### EXERCISE OBJECTIVE
Filter the records below for the word "supply". Copy each line that holds it.
*** LISTING ***
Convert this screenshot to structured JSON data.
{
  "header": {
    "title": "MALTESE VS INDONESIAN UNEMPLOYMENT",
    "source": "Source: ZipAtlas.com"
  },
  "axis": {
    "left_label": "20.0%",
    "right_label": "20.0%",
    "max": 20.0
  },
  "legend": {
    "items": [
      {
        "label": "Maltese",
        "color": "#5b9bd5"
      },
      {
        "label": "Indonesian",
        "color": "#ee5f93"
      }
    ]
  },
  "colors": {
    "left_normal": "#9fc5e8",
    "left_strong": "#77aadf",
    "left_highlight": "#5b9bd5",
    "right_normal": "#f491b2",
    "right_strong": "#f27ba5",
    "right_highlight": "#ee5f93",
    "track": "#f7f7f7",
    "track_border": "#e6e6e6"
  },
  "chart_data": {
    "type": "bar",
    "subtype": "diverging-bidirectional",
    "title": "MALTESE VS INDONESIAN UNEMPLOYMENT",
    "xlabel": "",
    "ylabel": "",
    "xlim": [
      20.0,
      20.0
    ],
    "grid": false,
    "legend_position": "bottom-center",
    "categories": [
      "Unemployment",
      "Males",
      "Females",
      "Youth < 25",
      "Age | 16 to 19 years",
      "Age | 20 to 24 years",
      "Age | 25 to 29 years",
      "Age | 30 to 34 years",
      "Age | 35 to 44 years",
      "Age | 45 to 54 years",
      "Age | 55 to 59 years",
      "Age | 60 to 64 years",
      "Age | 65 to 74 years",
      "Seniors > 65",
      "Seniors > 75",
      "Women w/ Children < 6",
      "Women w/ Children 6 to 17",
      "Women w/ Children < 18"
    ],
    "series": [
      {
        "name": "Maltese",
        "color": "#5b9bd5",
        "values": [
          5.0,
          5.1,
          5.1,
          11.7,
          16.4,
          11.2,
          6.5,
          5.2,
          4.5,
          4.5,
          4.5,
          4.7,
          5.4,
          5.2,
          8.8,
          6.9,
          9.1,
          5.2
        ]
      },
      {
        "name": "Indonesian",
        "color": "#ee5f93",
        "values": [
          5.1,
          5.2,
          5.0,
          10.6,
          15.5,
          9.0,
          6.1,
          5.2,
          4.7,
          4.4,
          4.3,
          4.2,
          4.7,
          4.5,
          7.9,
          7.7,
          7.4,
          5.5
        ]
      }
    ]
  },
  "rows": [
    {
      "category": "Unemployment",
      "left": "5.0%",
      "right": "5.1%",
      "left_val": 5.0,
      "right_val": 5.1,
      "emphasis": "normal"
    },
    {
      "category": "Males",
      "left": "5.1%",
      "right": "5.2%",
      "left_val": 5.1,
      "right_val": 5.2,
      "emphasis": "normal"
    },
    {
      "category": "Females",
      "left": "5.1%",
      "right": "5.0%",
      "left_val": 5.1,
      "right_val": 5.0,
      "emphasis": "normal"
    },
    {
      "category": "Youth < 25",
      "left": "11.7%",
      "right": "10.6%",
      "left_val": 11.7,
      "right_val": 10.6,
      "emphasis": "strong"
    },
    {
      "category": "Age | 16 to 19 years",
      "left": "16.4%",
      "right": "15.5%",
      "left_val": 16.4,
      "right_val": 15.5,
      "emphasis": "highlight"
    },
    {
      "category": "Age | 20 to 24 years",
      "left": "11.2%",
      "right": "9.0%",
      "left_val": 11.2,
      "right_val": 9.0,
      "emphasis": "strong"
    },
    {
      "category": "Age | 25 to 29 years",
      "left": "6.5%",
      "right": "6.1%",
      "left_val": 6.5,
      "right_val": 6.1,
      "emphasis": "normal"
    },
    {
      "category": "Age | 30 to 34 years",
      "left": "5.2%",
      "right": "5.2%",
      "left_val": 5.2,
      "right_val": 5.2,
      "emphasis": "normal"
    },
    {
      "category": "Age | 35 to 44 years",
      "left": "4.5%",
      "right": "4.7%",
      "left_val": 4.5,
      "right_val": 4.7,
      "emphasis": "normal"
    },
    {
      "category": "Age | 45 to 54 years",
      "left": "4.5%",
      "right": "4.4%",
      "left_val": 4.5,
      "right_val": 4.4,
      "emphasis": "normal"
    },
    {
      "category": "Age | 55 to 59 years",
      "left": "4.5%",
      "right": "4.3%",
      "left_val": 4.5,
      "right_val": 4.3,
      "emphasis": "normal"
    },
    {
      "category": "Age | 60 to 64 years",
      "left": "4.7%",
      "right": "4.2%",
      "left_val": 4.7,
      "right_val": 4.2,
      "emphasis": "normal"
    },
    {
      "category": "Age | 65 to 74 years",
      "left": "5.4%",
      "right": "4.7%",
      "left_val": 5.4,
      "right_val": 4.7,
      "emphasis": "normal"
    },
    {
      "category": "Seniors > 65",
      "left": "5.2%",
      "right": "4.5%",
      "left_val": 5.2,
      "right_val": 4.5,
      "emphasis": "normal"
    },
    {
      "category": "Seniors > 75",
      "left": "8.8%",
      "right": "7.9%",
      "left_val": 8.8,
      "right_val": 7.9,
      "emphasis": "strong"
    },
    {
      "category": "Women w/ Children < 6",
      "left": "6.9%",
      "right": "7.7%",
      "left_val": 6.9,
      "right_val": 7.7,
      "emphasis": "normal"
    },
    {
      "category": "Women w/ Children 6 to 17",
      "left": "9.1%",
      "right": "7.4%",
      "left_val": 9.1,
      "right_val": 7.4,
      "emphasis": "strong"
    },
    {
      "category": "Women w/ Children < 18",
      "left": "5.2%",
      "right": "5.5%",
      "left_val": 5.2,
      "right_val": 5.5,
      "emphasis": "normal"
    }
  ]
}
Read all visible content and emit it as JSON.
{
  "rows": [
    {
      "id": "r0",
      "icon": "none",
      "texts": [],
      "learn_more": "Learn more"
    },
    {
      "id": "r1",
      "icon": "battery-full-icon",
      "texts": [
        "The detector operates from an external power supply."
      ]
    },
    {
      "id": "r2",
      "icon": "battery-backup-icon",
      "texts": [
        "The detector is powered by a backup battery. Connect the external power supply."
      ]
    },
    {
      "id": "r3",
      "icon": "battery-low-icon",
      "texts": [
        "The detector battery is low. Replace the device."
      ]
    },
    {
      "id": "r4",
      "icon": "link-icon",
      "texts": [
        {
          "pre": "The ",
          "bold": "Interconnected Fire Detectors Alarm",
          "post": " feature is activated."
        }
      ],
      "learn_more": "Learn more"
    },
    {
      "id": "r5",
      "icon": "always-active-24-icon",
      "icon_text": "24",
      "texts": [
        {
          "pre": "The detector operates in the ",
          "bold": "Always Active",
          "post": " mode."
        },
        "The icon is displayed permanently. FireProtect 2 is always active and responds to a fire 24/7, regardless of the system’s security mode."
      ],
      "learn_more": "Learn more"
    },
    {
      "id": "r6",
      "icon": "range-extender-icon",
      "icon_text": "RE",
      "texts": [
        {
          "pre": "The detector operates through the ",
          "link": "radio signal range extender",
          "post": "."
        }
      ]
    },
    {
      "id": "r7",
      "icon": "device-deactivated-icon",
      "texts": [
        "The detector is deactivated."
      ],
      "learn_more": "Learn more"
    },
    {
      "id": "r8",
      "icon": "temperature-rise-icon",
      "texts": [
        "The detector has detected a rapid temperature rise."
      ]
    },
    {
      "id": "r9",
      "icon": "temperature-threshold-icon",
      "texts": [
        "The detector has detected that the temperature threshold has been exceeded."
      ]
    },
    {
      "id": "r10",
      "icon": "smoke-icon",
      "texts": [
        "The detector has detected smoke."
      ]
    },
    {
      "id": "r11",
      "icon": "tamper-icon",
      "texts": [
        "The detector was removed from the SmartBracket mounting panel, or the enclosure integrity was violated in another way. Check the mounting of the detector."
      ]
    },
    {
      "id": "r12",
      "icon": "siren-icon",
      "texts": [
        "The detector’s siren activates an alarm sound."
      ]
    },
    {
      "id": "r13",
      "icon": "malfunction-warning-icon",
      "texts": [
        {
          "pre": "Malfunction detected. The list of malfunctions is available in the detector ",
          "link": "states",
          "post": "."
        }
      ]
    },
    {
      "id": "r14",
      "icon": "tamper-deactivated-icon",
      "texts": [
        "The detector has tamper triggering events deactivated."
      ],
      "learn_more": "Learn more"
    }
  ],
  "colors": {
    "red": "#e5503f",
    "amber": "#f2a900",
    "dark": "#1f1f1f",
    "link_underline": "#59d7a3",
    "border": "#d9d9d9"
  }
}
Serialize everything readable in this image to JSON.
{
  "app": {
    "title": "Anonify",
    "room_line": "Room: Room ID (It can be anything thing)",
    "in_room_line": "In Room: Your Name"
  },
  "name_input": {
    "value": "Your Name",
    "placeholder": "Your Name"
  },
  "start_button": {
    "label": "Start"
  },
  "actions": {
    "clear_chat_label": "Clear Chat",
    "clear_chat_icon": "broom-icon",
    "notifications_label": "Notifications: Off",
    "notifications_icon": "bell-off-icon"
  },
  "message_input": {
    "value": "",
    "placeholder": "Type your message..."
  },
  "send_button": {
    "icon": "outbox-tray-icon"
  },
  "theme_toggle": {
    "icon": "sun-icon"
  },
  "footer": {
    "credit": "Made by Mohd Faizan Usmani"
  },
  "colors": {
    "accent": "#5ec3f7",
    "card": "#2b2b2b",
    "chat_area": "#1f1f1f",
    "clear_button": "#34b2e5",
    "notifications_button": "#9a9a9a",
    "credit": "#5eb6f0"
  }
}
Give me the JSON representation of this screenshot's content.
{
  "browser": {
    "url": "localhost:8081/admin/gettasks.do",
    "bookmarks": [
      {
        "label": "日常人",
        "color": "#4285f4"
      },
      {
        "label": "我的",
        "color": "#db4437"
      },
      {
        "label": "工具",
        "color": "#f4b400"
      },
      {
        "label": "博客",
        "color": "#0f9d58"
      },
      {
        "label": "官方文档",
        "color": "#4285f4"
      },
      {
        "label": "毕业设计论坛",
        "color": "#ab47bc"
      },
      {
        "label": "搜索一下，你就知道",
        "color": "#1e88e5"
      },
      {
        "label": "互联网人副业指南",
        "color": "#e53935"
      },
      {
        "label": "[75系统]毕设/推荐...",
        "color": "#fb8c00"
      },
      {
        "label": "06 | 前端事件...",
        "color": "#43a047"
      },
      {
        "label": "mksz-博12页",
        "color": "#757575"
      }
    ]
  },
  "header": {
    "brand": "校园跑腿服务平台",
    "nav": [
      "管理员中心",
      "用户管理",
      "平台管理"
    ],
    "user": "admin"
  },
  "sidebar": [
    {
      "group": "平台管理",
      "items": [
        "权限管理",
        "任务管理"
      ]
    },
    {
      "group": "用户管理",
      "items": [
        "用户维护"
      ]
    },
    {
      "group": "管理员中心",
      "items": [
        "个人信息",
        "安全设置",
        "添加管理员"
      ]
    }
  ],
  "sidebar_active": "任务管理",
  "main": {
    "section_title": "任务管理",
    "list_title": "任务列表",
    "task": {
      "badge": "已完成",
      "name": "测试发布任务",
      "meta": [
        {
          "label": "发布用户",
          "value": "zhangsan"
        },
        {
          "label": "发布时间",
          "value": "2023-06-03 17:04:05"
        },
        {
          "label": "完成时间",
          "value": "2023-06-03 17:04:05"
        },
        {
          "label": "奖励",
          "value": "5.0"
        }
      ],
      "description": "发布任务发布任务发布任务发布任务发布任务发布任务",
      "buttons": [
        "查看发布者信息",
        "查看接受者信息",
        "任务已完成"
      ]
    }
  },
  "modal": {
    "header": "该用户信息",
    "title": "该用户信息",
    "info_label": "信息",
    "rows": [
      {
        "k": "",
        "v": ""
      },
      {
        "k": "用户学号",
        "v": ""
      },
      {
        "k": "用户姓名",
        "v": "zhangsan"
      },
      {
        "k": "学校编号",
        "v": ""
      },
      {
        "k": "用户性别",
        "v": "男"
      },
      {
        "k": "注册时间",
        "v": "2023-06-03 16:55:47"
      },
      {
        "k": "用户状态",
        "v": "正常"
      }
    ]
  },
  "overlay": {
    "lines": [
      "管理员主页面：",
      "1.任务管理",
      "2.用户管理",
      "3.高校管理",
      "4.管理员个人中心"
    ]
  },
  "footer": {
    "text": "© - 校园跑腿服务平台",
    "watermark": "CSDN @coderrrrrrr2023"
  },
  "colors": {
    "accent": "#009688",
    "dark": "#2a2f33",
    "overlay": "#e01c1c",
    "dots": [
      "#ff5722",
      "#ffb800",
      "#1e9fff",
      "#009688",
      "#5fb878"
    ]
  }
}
***
### COMPLETED EXERCISE
        "The detector operates from an external power supply."
        "The detector is powered by a backup battery. Connect the external power supply."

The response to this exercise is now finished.